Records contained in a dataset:
--------------------

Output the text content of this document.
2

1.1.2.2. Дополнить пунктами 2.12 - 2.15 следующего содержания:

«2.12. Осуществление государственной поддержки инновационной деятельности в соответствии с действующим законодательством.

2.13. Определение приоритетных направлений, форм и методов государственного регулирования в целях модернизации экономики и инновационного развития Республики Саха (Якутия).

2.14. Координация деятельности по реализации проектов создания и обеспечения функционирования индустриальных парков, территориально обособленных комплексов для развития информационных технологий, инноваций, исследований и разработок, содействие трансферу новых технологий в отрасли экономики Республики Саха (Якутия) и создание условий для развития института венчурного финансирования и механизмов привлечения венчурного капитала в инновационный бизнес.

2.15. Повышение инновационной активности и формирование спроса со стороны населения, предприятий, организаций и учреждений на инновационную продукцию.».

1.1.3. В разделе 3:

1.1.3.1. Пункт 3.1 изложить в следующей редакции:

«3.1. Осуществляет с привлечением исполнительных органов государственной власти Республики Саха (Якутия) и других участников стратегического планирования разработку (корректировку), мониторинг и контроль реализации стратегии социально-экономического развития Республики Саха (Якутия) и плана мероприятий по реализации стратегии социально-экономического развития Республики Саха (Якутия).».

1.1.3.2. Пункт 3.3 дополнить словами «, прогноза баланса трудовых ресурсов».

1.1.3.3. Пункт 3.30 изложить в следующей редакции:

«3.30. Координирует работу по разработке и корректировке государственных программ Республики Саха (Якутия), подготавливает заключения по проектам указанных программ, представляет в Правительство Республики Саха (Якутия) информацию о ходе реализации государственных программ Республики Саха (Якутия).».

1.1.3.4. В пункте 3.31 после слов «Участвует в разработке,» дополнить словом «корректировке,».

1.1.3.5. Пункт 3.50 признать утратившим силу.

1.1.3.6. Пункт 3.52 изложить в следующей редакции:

--------------------

The exercise: Give back the data above exactly as it appears.

Answer:
Output the text content of this document.
2

1.1.2.2. Дополнить пунктами 2.12 - 2.15 следующего содержания:

«2.12. Осуществление государственной поддержки инновационной деятельности в соответствии с действующим законодательством.

2.13. Определение приоритетных направлений, форм и методов государственного регулирования в целях модернизации экономики и инновационного развития Республики Саха (Якутия).

2.14. Координация деятельности по реализации проектов создания и обеспечения функционирования индустриальных парков, территориально обособленных комплексов для развития информационных технологий, инноваций, исследований и разработок, содействие трансферу новых технологий в отрасли экономики Республики Саха (Якутия) и создание условий для развития института венчурного финансирования и механизмов привлечения венчурного капитала в инновационный бизнес.

2.15. Повышение инновационной активности и формирование спроса со стороны населения, предприятий, организаций и учреждений на инновационную продукцию.».

1.1.3. В разделе 3:

1.1.3.1. Пункт 3.1 изложить в следующей редакции:

«3.1. Осуществляет с привлечением исполнительных органов государственной власти Республики Саха (Якутия) и других участников стратегического планирования разработку (корректировку), мониторинг и контроль реализации стратегии социально-экономического развития Республики Саха (Якутия) и плана мероприятий по реализации стратегии социально-экономического развития Республики Саха (Якутия).».

1.1.3.2. Пункт 3.3 дополнить словами «, прогноза баланса трудовых ресурсов».

1.1.3.3. Пункт 3.30 изложить в следующей редакции:

«3.30. Координирует работу по разработке и корректировке государственных программ Республики Саха (Якутия), подготавливает заключения по проектам указанных программ, представляет в Правительство Республики Саха (Якутия) информацию о ходе реализации государственных программ Республики Саха (Якутия).».

1.1.3.4. В пункте 3.31 после слов «Участвует в разработке,» дополнить словом «корректировке,».

1.1.3.5. Пункт 3.50 признать утратившим силу.

1.1.3.6. Пункт 3.52 изложить в следующей редакции:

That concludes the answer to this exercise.